Records from a dataset:
+ + + + +

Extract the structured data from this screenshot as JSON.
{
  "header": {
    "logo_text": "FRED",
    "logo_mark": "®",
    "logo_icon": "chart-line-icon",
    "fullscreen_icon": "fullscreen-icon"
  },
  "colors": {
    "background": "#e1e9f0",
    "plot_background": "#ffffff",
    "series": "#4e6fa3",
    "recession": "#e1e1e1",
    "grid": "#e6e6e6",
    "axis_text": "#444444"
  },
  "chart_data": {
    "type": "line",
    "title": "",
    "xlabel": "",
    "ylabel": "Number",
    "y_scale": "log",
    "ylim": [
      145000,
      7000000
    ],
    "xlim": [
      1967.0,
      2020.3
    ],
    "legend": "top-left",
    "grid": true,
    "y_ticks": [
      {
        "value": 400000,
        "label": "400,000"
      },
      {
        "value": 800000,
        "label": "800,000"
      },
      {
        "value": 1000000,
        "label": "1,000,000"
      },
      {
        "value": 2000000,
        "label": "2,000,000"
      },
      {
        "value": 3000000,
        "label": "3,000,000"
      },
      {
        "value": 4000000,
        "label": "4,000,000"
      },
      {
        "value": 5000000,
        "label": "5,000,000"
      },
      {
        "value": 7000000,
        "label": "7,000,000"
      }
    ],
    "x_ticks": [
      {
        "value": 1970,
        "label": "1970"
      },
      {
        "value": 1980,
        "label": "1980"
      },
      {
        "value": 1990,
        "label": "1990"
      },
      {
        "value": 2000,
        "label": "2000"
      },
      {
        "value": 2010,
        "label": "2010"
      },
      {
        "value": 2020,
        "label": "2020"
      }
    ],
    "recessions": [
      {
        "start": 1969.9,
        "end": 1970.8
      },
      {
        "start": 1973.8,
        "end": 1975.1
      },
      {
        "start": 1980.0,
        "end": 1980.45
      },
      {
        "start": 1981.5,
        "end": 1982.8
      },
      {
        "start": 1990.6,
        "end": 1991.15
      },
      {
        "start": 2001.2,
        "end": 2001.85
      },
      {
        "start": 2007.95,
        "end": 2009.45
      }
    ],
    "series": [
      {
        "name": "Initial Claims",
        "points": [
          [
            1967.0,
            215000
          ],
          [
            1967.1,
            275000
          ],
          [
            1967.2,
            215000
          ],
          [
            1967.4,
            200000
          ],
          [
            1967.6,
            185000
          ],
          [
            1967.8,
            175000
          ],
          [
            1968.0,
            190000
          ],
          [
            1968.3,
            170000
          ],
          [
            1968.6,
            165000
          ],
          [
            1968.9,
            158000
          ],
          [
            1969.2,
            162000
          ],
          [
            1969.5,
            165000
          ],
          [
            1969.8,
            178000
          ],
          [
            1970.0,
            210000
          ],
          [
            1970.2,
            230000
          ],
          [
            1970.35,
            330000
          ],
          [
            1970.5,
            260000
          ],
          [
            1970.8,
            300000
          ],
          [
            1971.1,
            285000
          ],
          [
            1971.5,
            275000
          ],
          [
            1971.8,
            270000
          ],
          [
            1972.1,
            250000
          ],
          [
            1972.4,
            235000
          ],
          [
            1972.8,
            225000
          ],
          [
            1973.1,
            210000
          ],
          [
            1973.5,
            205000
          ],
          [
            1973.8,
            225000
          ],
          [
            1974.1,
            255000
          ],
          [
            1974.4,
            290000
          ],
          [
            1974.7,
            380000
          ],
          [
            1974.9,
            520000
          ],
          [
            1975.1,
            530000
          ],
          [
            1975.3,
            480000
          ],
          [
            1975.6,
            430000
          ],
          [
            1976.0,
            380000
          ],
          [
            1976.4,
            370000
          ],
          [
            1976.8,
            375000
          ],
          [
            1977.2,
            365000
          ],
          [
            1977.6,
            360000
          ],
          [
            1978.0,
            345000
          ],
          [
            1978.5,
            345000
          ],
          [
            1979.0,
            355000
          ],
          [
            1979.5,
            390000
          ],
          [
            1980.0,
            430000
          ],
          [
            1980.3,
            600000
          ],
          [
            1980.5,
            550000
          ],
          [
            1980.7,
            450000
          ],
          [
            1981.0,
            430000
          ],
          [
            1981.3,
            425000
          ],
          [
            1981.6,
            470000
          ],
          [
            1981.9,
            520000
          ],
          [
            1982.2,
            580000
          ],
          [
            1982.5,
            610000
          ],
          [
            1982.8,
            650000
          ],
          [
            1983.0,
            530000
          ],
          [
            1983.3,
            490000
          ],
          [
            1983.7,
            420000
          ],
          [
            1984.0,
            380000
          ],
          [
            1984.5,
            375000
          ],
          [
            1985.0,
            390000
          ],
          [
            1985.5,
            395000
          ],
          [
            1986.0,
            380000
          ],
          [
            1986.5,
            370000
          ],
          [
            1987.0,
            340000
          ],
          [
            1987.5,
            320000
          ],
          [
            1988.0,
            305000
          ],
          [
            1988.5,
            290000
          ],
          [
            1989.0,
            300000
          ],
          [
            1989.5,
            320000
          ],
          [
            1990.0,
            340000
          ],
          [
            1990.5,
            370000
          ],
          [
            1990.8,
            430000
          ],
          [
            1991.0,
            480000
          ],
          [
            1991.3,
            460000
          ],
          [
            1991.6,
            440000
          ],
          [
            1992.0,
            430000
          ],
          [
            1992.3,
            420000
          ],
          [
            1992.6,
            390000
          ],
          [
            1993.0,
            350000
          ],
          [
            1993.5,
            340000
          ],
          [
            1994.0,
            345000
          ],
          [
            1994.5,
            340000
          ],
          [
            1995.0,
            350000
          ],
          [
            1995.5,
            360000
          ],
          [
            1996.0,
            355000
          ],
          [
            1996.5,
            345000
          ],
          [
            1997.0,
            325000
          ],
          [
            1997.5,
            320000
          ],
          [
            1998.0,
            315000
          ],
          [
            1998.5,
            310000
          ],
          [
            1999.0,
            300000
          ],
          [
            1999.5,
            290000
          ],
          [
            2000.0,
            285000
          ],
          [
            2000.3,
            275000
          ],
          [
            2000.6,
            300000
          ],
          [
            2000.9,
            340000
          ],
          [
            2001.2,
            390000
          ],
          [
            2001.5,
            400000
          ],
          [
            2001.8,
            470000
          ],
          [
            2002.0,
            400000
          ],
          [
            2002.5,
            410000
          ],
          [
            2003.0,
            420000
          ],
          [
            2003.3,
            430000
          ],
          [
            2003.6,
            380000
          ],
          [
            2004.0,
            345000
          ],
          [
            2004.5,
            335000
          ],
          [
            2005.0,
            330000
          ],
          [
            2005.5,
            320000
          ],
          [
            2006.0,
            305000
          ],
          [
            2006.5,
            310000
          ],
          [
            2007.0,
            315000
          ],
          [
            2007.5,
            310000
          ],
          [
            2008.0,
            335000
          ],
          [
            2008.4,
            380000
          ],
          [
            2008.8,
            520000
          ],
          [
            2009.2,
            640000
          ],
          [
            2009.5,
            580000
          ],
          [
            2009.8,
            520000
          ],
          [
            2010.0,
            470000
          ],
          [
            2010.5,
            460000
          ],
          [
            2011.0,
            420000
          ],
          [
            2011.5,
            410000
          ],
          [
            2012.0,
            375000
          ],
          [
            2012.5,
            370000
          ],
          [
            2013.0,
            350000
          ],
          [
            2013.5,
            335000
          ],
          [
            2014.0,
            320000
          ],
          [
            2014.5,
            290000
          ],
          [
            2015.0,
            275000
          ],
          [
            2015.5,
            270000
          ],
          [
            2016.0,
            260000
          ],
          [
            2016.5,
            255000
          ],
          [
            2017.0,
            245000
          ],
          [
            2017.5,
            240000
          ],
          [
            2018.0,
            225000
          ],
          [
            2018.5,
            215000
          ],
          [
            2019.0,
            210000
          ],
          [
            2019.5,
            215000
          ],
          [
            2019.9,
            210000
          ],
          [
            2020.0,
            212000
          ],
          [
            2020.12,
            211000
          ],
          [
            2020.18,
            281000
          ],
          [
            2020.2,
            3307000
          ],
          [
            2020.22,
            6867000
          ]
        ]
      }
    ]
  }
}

+ + + + +

Answer with one number: how many lines of the entries above include the word "start".

7